## Exercise requirements:
Every entry below should be transcribed exactly; pictures stay out of the copy.

========================

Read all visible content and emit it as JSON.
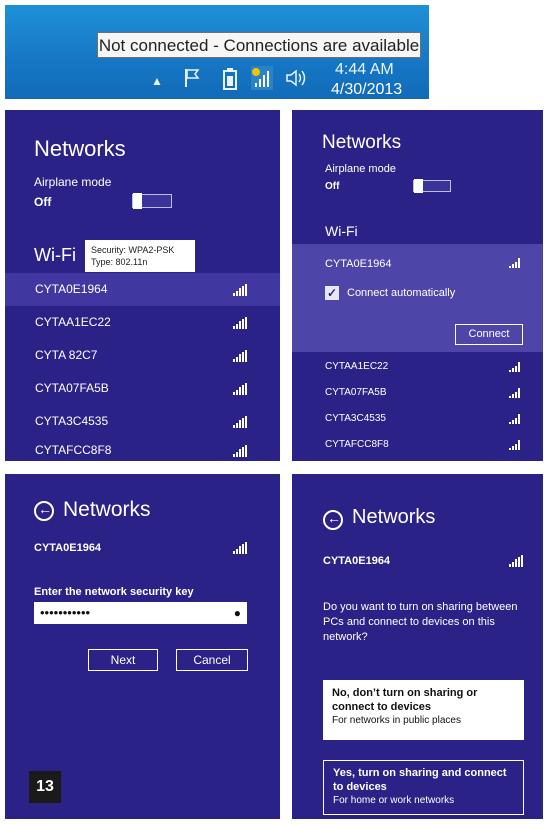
{
  "taskbar": {
    "tooltip": "Not connected - Connections are available",
    "time": "4:44 AM",
    "date": "4/30/2013",
    "icons": [
      "show-hidden-icons-icon",
      "flag-icon",
      "battery-icon",
      "network-no-internet-icon",
      "speaker-icon"
    ]
  },
  "panel1": {
    "title": "Networks",
    "airplane_label": "Airplane mode",
    "airplane_value": "Off",
    "wifi_label": "Wi-Fi",
    "tooltip_security": "Security: WPA2-PSK",
    "tooltip_type": "Type: 802.11n",
    "networks": [
      "CYTA0E1964",
      "CYTAA1EC22",
      "CYTA 82C7",
      "CYTA07FA5B",
      "CYTA3C4535",
      "CYTAFCC8F8"
    ]
  },
  "panel2": {
    "title": "Networks",
    "airplane_label": "Airplane mode",
    "airplane_value": "Off",
    "wifi_label": "Wi-Fi",
    "selected_network": "CYTA0E1964",
    "connect_auto_label": "Connect automatically",
    "connect_button": "Connect",
    "networks": [
      "CYTAA1EC22",
      "CYTA07FA5B",
      "CYTA3C4535",
      "CYTAFCC8F8"
    ]
  },
  "panel3": {
    "title": "Networks",
    "network": "CYTA0E1964",
    "key_label": "Enter the network security key",
    "key_value": "•••••••••••",
    "next_button": "Next",
    "cancel_button": "Cancel",
    "step_badge": "13"
  },
  "panel4": {
    "title": "Networks",
    "network": "CYTA0E1964",
    "question": "Do you want to turn on sharing between PCs and connect to devices on this network?",
    "option_no_title": "No, don’t turn on sharing or connect to devices",
    "option_no_sub": "For networks in public places",
    "option_yes_title": "Yes, turn on sharing and connect to devices",
    "option_yes_sub": "For home or work networks"
  }
}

========================

## Task answer:
Read all visible content and emit it as JSON.
{
  "taskbar": {
    "tooltip": "Not connected - Connections are available",
    "time": "4:44 AM",
    "date": "4/30/2013",
    "icons": [
      "show-hidden-icons-icon",
      "flag-icon",
      "battery-icon",
      "network-no-internet-icon",
      "speaker-icon"
    ]
  },
  "panel1": {
    "title": "Networks",
    "airplane_label": "Airplane mode",
    "airplane_value": "Off",
    "wifi_label": "Wi-Fi",
    "tooltip_security": "Security: WPA2-PSK",
    "tooltip_type": "Type: 802.11n",
    "networks": [
      "CYTA0E1964",
      "CYTAA1EC22",
      "CYTA 82C7",
      "CYTA07FA5B",
      "CYTA3C4535",
      "CYTAFCC8F8"
    ]
  },
  "panel2": {
    "title": "Networks",
    "airplane_label": "Airplane mode",
    "airplane_value": "Off",
    "wifi_label": "Wi-Fi",
    "selected_network": "CYTA0E1964",
    "connect_auto_label": "Connect automatically",
    "connect_button": "Connect",
    "networks": [
      "CYTAA1EC22",
      "CYTA07FA5B",
      "CYTA3C4535",
      "CYTAFCC8F8"
    ]
  },
  "panel3": {
    "title": "Networks",
    "network": "CYTA0E1964",
    "key_label": "Enter the network security key",
    "key_value": "•••••••••••",
    "next_button": "Next",
    "cancel_button": "Cancel",
    "step_badge": "13"
  },
  "panel4": {
    "title": "Networks",
    "network": "CYTA0E1964",
    "question": "Do you want to turn on sharing between PCs and connect to devices on this network?",
    "option_no_title": "No, don’t turn on sharing or connect to devices",
    "option_no_sub": "For networks in public places",
    "option_yes_title": "Yes, turn on sharing and connect to devices",
    "option_yes_sub": "For home or work networks"
  }
}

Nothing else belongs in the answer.